(Part of a data file)
------------

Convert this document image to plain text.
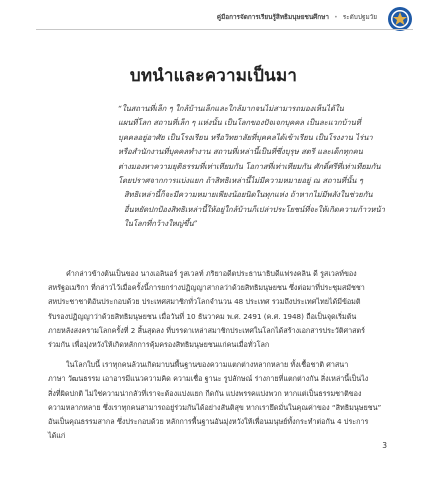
คู่มือการจัดการเรียนรู้สิทธิมนุษยชนศึกษา • ระดับปฐมวัย
บทนำและความเป็นมา
“ในสถานที่เล็ก ๆ ใกล้บ้านเล็กและใกล้มากจนไม่สามารถมองเห็นได้ใน
แผนที่โลก สถานที่เล็ก ๆ แห่งนั้น เป็นโลกของปัจเจกบุคคล เป็นละแวกบ้านที่
บุคคลอยู่อาศัย เป็นโรงเรียน หรือวิทยาลัยที่บุคคลได้เข้าเรียน เป็นโรงงาน ไร่นา
หรือสำนักงานที่บุคคลทำงาน สถานที่เหล่านี้เป็นที่ซึ่งบุรุษ สตรี และเด็กทุกคน
ต่างมองหาความยุติธรรมที่เท่าเทียมกัน โอกาสที่เท่าเทียมกัน ศักดิ์ศรีที่เท่าเทียมกัน
โดยปราศจากการแบ่งแยก ถ้าสิทธิเหล่านี้ไม่มีความหมายอยู่ ณ สถานที่นั้น ๆ
สิทธิเหล่านี้ก็จะมีความหมายเพียงน้อยนิดในทุกแห่ง ถ้าหากไม่มีพลังในช่วยกัน
อื่นหยัดปกป้องสิทธิเหล่านี้ให้อยู่ใกล้บ้านก็เปล่าประโยชน์ที่จะให้เกิดความก้าวหน้า
ในโลกที่กว้างใหญ่ขึ้น”
คำกล่าวข้างต้นเป็นของ นางเอลินอร์ รูสเวลท์ ภริยาอดีตประธานาธิบดีแฟรงคลิน ดี รูสเวลท์ของ
สหรัฐอเมริกา ที่กล่าวไว้เมื่อครั้งนี้การยกร่างปฏิญญาสากลว่าด้วยสิทธิมนุษยชน ซึ่งต่อมาที่ประชุมสมัชชา
สหประชาชาติอันประกอบด้วย ประเทศสมาชิกทั่วโลกจำนวน 48 ประเทศ รวมถึงประเทศไทยได้มีข้อมติ
รับรองปฏิญญาว่าด้วยสิทธิมนุษยชน เมื่อวันที่ 10 ธันวาคม พ.ศ. 2491 (ค.ศ. 1948) ถือเป็นจุดเริ่มต้น
ภายหลังสงครามโลกครั้งที่ 2 สิ้นสุดลง ที่บรรดาเหล่าสมาชิกประเทศในโลกได้สร้างเอกสารประวัติศาสตร์
ร่วมกัน เพื่อมุ่งหวังให้เกิดหลักการคุ้มครองสิทธิมนุษยชนแก่คนเมื่อทั่วโลก
ในโลกใบนี้ เราทุกคนล้วนเกิดมาบนพื้นฐานของความแตกต่างหลากหลาย ทั้งเชื้อชาติ ศาสนา
ภาษา วัฒนธรรม เอาอารมีแนวความคิด ความเชื่อ ฐานะ รูปลักษณ์ ร่างกายที่แตกต่างกัน สิ่งเหล่านี้เป็นไง
สิ่งที่ผิดปกติ ไม่ใช่ความน่ากลัวที่เราจะต้องแบ่งแยก กีดกัน แบ่งพรรคแบ่งพวก หากแต่เป็นธรรมชาติของ
ความหลากหลาย ซึ่งเราทุกคนสามารถอยู่ร่วมกันได้อย่างสันติสุข หากเรายึดมั่นในคุณค่าของ “สิทธิมนุษยชน”
อันเป็นคุณธรรมสากล ซึ่งประกอบด้วย หลักการพื้นฐานอันมุ่งหวังให้เพื่อนมนุษย์ทั้งกระทำต่อกัน 4 ประการ
ได้แก่
3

------------

| What you will do |
Repeat each record exactly, with the pictures left out.

| Finished task |
Convert this document image to plain text.
คู่มือการจัดการเรียนรู้สิทธิมนุษยชนศึกษา • ระดับปฐมวัย
บทนำและความเป็นมา
“ในสถานที่เล็ก ๆ ใกล้บ้านเล็กและใกล้มากจนไม่สามารถมองเห็นได้ใน
แผนที่โลก สถานที่เล็ก ๆ แห่งนั้น เป็นโลกของปัจเจกบุคคล เป็นละแวกบ้านที่
บุคคลอยู่อาศัย เป็นโรงเรียน หรือวิทยาลัยที่บุคคลได้เข้าเรียน เป็นโรงงาน ไร่นา
หรือสำนักงานที่บุคคลทำงาน สถานที่เหล่านี้เป็นที่ซึ่งบุรุษ สตรี และเด็กทุกคน
ต่างมองหาความยุติธรรมที่เท่าเทียมกัน โอกาสที่เท่าเทียมกัน ศักดิ์ศรีที่เท่าเทียมกัน
โดยปราศจากการแบ่งแยก ถ้าสิทธิเหล่านี้ไม่มีความหมายอยู่ ณ สถานที่นั้น ๆ
สิทธิเหล่านี้ก็จะมีความหมายเพียงน้อยนิดในทุกแห่ง ถ้าหากไม่มีพลังในช่วยกัน
อื่นหยัดปกป้องสิทธิเหล่านี้ให้อยู่ใกล้บ้านก็เปล่าประโยชน์ที่จะให้เกิดความก้าวหน้า
ในโลกที่กว้างใหญ่ขึ้น”
คำกล่าวข้างต้นเป็นของ นางเอลินอร์ รูสเวลท์ ภริยาอดีตประธานาธิบดีแฟรงคลิน ดี รูสเวลท์ของ
สหรัฐอเมริกา ที่กล่าวไว้เมื่อครั้งนี้การยกร่างปฏิญญาสากลว่าด้วยสิทธิมนุษยชน ซึ่งต่อมาที่ประชุมสมัชชา
สหประชาชาติอันประกอบด้วย ประเทศสมาชิกทั่วโลกจำนวน 48 ประเทศ รวมถึงประเทศไทยได้มีข้อมติ
รับรองปฏิญญาว่าด้วยสิทธิมนุษยชน เมื่อวันที่ 10 ธันวาคม พ.ศ. 2491 (ค.ศ. 1948) ถือเป็นจุดเริ่มต้น
ภายหลังสงครามโลกครั้งที่ 2 สิ้นสุดลง ที่บรรดาเหล่าสมาชิกประเทศในโลกได้สร้างเอกสารประวัติศาสตร์
ร่วมกัน เพื่อมุ่งหวังให้เกิดหลักการคุ้มครองสิทธิมนุษยชนแก่คนเมื่อทั่วโลก
ในโลกใบนี้ เราทุกคนล้วนเกิดมาบนพื้นฐานของความแตกต่างหลากหลาย ทั้งเชื้อชาติ ศาสนา
ภาษา วัฒนธรรม เอาอารมีแนวความคิด ความเชื่อ ฐานะ รูปลักษณ์ ร่างกายที่แตกต่างกัน สิ่งเหล่านี้เป็นไง
สิ่งที่ผิดปกติ ไม่ใช่ความน่ากลัวที่เราจะต้องแบ่งแยก กีดกัน แบ่งพรรคแบ่งพวก หากแต่เป็นธรรมชาติของ
ความหลากหลาย ซึ่งเราทุกคนสามารถอยู่ร่วมกันได้อย่างสันติสุข หากเรายึดมั่นในคุณค่าของ “สิทธิมนุษยชน”
อันเป็นคุณธรรมสากล ซึ่งประกอบด้วย หลักการพื้นฐานอันมุ่งหวังให้เพื่อนมนุษย์ทั้งกระทำต่อกัน 4 ประการ
ได้แก่
3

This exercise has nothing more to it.